The answer should be a single number: how many lines of the entries below hold the word "yardımlaşmalıdır".

:: Data entries ::

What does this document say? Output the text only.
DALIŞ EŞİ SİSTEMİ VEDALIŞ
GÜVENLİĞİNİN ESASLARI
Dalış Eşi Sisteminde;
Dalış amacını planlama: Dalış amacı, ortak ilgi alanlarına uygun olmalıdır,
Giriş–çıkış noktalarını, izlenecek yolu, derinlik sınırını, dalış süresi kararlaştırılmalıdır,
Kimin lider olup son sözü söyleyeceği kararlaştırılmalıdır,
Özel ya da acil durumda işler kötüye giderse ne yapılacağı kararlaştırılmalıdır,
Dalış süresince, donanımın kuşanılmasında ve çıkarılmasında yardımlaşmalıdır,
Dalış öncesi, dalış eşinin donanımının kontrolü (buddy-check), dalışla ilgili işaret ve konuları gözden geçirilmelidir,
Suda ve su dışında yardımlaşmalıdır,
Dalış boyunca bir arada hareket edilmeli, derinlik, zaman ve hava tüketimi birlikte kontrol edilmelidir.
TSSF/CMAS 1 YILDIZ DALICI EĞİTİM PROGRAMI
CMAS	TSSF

:::

> Answer to the task
2